Information provided
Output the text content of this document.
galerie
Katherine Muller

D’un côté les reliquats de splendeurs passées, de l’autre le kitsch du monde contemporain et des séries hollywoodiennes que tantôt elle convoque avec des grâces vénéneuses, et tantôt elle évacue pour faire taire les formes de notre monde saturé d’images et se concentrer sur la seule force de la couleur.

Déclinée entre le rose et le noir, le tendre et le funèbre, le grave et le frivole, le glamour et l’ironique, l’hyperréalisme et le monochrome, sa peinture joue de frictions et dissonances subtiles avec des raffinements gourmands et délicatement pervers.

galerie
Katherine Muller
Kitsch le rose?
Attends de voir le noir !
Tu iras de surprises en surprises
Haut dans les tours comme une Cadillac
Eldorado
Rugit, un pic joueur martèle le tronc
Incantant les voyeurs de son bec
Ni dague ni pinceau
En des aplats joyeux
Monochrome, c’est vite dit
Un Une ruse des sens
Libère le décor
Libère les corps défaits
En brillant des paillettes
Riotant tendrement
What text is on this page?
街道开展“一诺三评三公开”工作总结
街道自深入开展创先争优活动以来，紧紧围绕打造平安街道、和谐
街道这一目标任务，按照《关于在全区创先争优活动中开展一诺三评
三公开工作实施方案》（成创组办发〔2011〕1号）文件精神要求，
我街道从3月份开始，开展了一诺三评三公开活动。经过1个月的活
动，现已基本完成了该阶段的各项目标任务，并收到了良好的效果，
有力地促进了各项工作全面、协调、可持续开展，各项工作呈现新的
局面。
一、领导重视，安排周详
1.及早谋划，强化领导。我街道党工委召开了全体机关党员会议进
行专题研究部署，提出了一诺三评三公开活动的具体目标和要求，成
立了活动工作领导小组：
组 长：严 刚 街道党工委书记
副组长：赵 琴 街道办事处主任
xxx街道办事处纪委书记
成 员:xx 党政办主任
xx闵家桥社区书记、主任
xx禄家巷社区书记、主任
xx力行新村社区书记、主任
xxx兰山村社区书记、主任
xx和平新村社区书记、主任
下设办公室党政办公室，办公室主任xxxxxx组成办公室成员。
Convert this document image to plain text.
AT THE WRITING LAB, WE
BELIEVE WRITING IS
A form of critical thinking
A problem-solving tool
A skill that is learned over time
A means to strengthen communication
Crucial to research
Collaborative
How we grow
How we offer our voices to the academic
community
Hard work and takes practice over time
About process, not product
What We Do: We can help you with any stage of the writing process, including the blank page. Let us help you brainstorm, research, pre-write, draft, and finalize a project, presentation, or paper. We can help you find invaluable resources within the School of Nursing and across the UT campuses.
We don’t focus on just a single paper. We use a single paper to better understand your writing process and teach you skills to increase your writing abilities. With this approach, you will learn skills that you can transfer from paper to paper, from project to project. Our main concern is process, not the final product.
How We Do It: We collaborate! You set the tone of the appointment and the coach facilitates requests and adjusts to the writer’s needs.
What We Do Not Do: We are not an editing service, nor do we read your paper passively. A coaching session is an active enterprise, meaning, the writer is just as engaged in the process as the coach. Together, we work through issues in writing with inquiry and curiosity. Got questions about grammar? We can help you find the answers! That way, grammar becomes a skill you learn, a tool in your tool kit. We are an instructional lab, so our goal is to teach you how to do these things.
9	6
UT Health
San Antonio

What you will do
Retype the whole listing above exactly.

Exercise response
Output the text content of this document.
galerie
Katherine Muller

D’un côté les reliquats de splendeurs passées, de l’autre le kitsch du monde contemporain et des séries hollywoodiennes que tantôt elle convoque avec des grâces vénéneuses, et tantôt elle évacue pour faire taire les formes de notre monde saturé d’images et se concentrer sur la seule force de la couleur.

Déclinée entre le rose et le noir, le tendre et le funèbre, le grave et le frivole, le glamour et l’ironique, l’hyperréalisme et le monochrome, sa peinture joue de frictions et dissonances subtiles avec des raffinements gourmands et délicatement pervers.

galerie
Katherine Muller
Kitsch le rose?
Attends de voir le noir !
Tu iras de surprises en surprises
Haut dans les tours comme une Cadillac
Eldorado
Rugit, un pic joueur martèle le tronc
Incantant les voyeurs de son bec
Ni dague ni pinceau
En des aplats joyeux
Monochrome, c’est vite dit
Un Une ruse des sens
Libère le décor
Libère les corps défaits
En brillant des paillettes
Riotant tendrement
What text is on this page?
街道开展“一诺三评三公开”工作总结
街道自深入开展创先争优活动以来，紧紧围绕打造平安街道、和谐
街道这一目标任务，按照《关于在全区创先争优活动中开展一诺三评
三公开工作实施方案》（成创组办发〔2011〕1号）文件精神要求，
我街道从3月份开始，开展了一诺三评三公开活动。经过1个月的活
动，现已基本完成了该阶段的各项目标任务，并收到了良好的效果，
有力地促进了各项工作全面、协调、可持续开展，各项工作呈现新的
局面。
一、领导重视，安排周详
1.及早谋划，强化领导。我街道党工委召开了全体机关党员会议进
行专题研究部署，提出了一诺三评三公开活动的具体目标和要求，成
立了活动工作领导小组：
组 长：严 刚 街道党工委书记
副组长：赵 琴 街道办事处主任
xxx街道办事处纪委书记
成 员:xx 党政办主任
xx闵家桥社区书记、主任
xx禄家巷社区书记、主任
xx力行新村社区书记、主任
xxx兰山村社区书记、主任
xx和平新村社区书记、主任
下设办公室党政办公室，办公室主任xxxxxx组成办公室成员。
Convert this document image to plain text.
AT THE WRITING LAB, WE
BELIEVE WRITING IS
A form of critical thinking
A problem-solving tool
A skill that is learned over time
A means to strengthen communication
Crucial to research
Collaborative
How we grow
How we offer our voices to the academic
community
Hard work and takes practice over time
About process, not product
What We Do: We can help you with any stage of the writing process, including the blank page. Let us help you brainstorm, research, pre-write, draft, and finalize a project, presentation, or paper. We can help you find invaluable resources within the School of Nursing and across the UT campuses.
We don’t focus on just a single paper. We use a single paper to better understand your writing process and teach you skills to increase your writing abilities. With this approach, you will learn skills that you can transfer from paper to paper, from project to project. Our main concern is process, not the final product.
How We Do It: We collaborate! You set the tone of the appointment and the coach facilitates requests and adjusts to the writer’s needs.
What We Do Not Do: We are not an editing service, nor do we read your paper passively. A coaching session is an active enterprise, meaning, the writer is just as engaged in the process as the coach. Together, we work through issues in writing with inquiry and curiosity. Got questions about grammar? We can help you find the answers! That way, grammar becomes a skill you learn, a tool in your tool kit. We are an instructional lab, so our goal is to teach you how to do these things.
9	6
UT Health
San Antonio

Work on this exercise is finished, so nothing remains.